--- Start of Material for the task ---

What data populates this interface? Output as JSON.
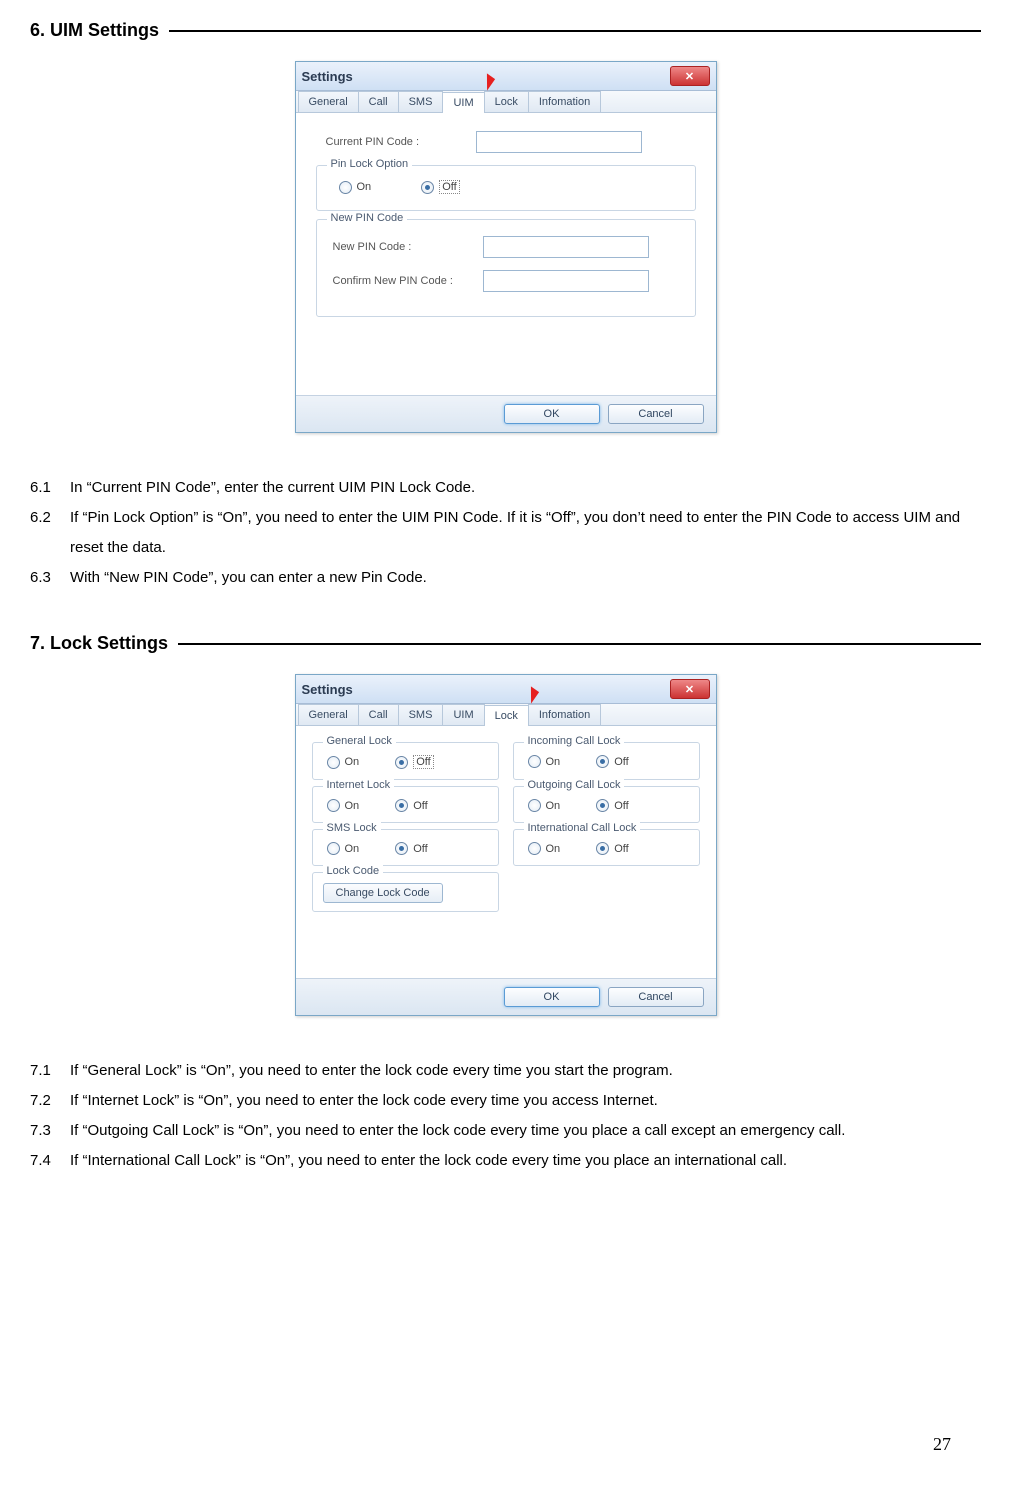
{
  "section6": {
    "heading": "6. UIM Settings"
  },
  "section7": {
    "heading": "7. Lock Settings"
  },
  "uimDialog": {
    "title": "Settings",
    "tabs": [
      "General",
      "Call",
      "SMS",
      "UIM",
      "Lock",
      "Infomation"
    ],
    "activeTab": "UIM",
    "currentPinLabel": "Current PIN Code        :",
    "pinLockGroup": "Pin Lock Option",
    "on": "On",
    "off": "Off",
    "newPinGroup": "New PIN Code",
    "newPinLabel": "New PIN Code           :",
    "confirmPinLabel": "Confirm New PIN Code  :",
    "ok": "OK",
    "cancel": "Cancel"
  },
  "lockDialog": {
    "title": "Settings",
    "tabs": [
      "General",
      "Call",
      "SMS",
      "UIM",
      "Lock",
      "Infomation"
    ],
    "activeTab": "Lock",
    "groups": {
      "general": "General Lock",
      "incoming": "Incoming Call Lock",
      "internet": "Internet Lock",
      "outgoing": "Outgoing Call Lock",
      "sms": "SMS Lock",
      "intl": "International Call Lock",
      "code": "Lock Code"
    },
    "on": "On",
    "off": "Off",
    "changeBtn": "Change Lock Code",
    "ok": "OK",
    "cancel": "Cancel"
  },
  "list6": [
    {
      "num": "6.1",
      "text": "In “Current PIN Code”, enter the current UIM PIN Lock Code."
    },
    {
      "num": "6.2",
      "text": "If “Pin Lock Option” is “On”, you need to enter the UIM PIN Code. If it is “Off”, you don’t need to enter the PIN Code to access UIM and reset the data."
    },
    {
      "num": "6.3",
      "text": "With “New PIN Code”, you can enter a new Pin Code."
    }
  ],
  "list7": [
    {
      "num": "7.1",
      "text": "If “General Lock” is “On”, you need to enter the lock code every time you start the program."
    },
    {
      "num": "7.2",
      "text": "If “Internet Lock” is “On”, you need to enter the lock code every time you access Internet."
    },
    {
      "num": "7.3",
      "text": "If “Outgoing Call Lock” is “On”, you need to enter the lock code every time you place a call except an emergency call."
    },
    {
      "num": "7.4",
      "text": "If “International Call Lock” is “On”, you need to enter the lock code every time you place an international call."
    }
  ],
  "pageNumber": "27"
}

--- End of Material for the task ---

Task to complete: Out of the preceding entries, pull every line containing the string "Option".

Correct answer:
    "pinLockGroup": "Pin Lock Option",
      "text": "If “Pin Lock Option” is “On”, you need to enter the UIM PIN Code. If it is “Off”, you don’t need to enter the PIN Code to access UIM and reset the data."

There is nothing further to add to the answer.